Entries from a dataset
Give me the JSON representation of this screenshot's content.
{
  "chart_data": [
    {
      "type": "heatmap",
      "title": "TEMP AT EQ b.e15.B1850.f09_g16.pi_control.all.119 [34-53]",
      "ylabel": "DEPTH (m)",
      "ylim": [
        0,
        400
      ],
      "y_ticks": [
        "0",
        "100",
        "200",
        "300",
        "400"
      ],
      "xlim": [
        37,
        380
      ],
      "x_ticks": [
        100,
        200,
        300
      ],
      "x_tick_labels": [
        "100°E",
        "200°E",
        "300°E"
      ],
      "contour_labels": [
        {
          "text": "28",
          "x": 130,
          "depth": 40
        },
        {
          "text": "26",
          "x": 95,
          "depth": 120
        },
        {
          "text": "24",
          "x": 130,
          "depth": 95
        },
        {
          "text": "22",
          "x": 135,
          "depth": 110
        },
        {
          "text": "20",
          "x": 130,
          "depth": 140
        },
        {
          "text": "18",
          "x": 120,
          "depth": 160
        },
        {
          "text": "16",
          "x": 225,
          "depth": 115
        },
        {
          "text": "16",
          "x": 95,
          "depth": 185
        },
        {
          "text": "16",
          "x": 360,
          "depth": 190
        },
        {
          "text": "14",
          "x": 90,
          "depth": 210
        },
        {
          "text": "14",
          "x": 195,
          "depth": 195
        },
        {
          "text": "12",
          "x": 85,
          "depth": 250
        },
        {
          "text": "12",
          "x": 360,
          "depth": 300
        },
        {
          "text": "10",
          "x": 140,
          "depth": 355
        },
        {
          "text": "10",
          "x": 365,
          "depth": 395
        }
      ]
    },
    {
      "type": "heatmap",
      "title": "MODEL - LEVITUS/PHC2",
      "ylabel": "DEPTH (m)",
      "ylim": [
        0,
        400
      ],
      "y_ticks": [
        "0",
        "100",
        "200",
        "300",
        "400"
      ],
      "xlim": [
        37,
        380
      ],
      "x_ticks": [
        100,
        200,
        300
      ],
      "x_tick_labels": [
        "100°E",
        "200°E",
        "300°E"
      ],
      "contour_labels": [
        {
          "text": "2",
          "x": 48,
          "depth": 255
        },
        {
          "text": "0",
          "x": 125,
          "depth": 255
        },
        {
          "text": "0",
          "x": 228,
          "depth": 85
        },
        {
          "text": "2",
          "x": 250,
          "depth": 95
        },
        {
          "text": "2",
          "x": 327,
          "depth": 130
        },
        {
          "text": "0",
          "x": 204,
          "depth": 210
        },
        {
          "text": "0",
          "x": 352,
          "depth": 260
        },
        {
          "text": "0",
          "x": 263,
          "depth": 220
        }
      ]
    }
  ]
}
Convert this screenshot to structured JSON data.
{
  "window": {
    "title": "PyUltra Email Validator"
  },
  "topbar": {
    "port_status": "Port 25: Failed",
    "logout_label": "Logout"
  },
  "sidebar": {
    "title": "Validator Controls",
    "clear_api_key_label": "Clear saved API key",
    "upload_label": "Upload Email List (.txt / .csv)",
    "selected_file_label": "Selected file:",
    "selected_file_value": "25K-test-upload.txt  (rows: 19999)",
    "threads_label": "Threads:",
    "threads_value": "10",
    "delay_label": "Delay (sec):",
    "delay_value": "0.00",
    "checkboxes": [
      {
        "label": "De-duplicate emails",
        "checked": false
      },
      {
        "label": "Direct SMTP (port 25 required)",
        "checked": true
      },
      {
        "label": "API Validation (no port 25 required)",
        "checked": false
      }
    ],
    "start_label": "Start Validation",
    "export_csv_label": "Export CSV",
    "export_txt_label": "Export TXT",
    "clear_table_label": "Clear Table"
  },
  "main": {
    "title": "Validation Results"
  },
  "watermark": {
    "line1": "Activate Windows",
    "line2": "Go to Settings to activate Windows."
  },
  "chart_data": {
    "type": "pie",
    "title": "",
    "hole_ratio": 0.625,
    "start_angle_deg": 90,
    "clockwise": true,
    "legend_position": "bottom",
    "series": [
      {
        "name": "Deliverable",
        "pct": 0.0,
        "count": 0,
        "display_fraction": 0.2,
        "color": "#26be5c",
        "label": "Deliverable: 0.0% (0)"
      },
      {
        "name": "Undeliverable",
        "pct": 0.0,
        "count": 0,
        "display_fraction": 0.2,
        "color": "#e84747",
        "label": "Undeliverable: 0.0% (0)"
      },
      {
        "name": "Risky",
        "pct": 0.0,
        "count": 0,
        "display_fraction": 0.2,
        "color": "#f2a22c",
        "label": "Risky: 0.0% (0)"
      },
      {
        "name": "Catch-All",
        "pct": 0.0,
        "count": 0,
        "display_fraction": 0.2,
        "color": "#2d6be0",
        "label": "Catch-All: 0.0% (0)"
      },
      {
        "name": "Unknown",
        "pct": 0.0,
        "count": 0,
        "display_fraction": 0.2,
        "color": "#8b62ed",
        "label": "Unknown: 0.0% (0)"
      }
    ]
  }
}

## [What is expected]
Output all of the data again, exactly.

## [Result of this exercise]
Give me the JSON representation of this screenshot's content.
{
  "chart_data": [
    {
      "type": "heatmap",
      "title": "TEMP AT EQ b.e15.B1850.f09_g16.pi_control.all.119 [34-53]",
      "ylabel": "DEPTH (m)",
      "ylim": [
        0,
        400
      ],
      "y_ticks": [
        "0",
        "100",
        "200",
        "300",
        "400"
      ],
      "xlim": [
        37,
        380
      ],
      "x_ticks": [
        100,
        200,
        300
      ],
      "x_tick_labels": [
        "100°E",
        "200°E",
        "300°E"
      ],
      "contour_labels": [
        {
          "text": "28",
          "x": 130,
          "depth": 40
        },
        {
          "text": "26",
          "x": 95,
          "depth": 120
        },
        {
          "text": "24",
          "x": 130,
          "depth": 95
        },
        {
          "text": "22",
          "x": 135,
          "depth": 110
        },
        {
          "text": "20",
          "x": 130,
          "depth": 140
        },
        {
          "text": "18",
          "x": 120,
          "depth": 160
        },
        {
          "text": "16",
          "x": 225,
          "depth": 115
        },
        {
          "text": "16",
          "x": 95,
          "depth": 185
        },
        {
          "text": "16",
          "x": 360,
          "depth": 190
        },
        {
          "text": "14",
          "x": 90,
          "depth": 210
        },
        {
          "text": "14",
          "x": 195,
          "depth": 195
        },
        {
          "text": "12",
          "x": 85,
          "depth": 250
        },
        {
          "text": "12",
          "x": 360,
          "depth": 300
        },
        {
          "text": "10",
          "x": 140,
          "depth": 355
        },
        {
          "text": "10",
          "x": 365,
          "depth": 395
        }
      ]
    },
    {
      "type": "heatmap",
      "title": "MODEL - LEVITUS/PHC2",
      "ylabel": "DEPTH (m)",
      "ylim": [
        0,
        400
      ],
      "y_ticks": [
        "0",
        "100",
        "200",
        "300",
        "400"
      ],
      "xlim": [
        37,
        380
      ],
      "x_ticks": [
        100,
        200,
        300
      ],
      "x_tick_labels": [
        "100°E",
        "200°E",
        "300°E"
      ],
      "contour_labels": [
        {
          "text": "2",
          "x": 48,
          "depth": 255
        },
        {
          "text": "0",
          "x": 125,
          "depth": 255
        },
        {
          "text": "0",
          "x": 228,
          "depth": 85
        },
        {
          "text": "2",
          "x": 250,
          "depth": 95
        },
        {
          "text": "2",
          "x": 327,
          "depth": 130
        },
        {
          "text": "0",
          "x": 204,
          "depth": 210
        },
        {
          "text": "0",
          "x": 352,
          "depth": 260
        },
        {
          "text": "0",
          "x": 263,
          "depth": 220
        }
      ]
    }
  ]
}
Convert this screenshot to structured JSON data.
{
  "window": {
    "title": "PyUltra Email Validator"
  },
  "topbar": {
    "port_status": "Port 25: Failed",
    "logout_label": "Logout"
  },
  "sidebar": {
    "title": "Validator Controls",
    "clear_api_key_label": "Clear saved API key",
    "upload_label": "Upload Email List (.txt / .csv)",
    "selected_file_label": "Selected file:",
    "selected_file_value": "25K-test-upload.txt  (rows: 19999)",
    "threads_label": "Threads:",
    "threads_value": "10",
    "delay_label": "Delay (sec):",
    "delay_value": "0.00",
    "checkboxes": [
      {
        "label": "De-duplicate emails",
        "checked": false
      },
      {
        "label": "Direct SMTP (port 25 required)",
        "checked": true
      },
      {
        "label": "API Validation (no port 25 required)",
        "checked": false
      }
    ],
    "start_label": "Start Validation",
    "export_csv_label": "Export CSV",
    "export_txt_label": "Export TXT",
    "clear_table_label": "Clear Table"
  },
  "main": {
    "title": "Validation Results"
  },
  "watermark": {
    "line1": "Activate Windows",
    "line2": "Go to Settings to activate Windows."
  },
  "chart_data": {
    "type": "pie",
    "title": "",
    "hole_ratio": 0.625,
    "start_angle_deg": 90,
    "clockwise": true,
    "legend_position": "bottom",
    "series": [
      {
        "name": "Deliverable",
        "pct": 0.0,
        "count": 0,
        "display_fraction": 0.2,
        "color": "#26be5c",
        "label": "Deliverable: 0.0% (0)"
      },
      {
        "name": "Undeliverable",
        "pct": 0.0,
        "count": 0,
        "display_fraction": 0.2,
        "color": "#e84747",
        "label": "Undeliverable: 0.0% (0)"
      },
      {
        "name": "Risky",
        "pct": 0.0,
        "count": 0,
        "display_fraction": 0.2,
        "color": "#f2a22c",
        "label": "Risky: 0.0% (0)"
      },
      {
        "name": "Catch-All",
        "pct": 0.0,
        "count": 0,
        "display_fraction": 0.2,
        "color": "#2d6be0",
        "label": "Catch-All: 0.0% (0)"
      },
      {
        "name": "Unknown",
        "pct": 0.0,
        "count": 0,
        "display_fraction": 0.2,
        "color": "#8b62ed",
        "label": "Unknown: 0.0% (0)"
      }
    ]
  }
}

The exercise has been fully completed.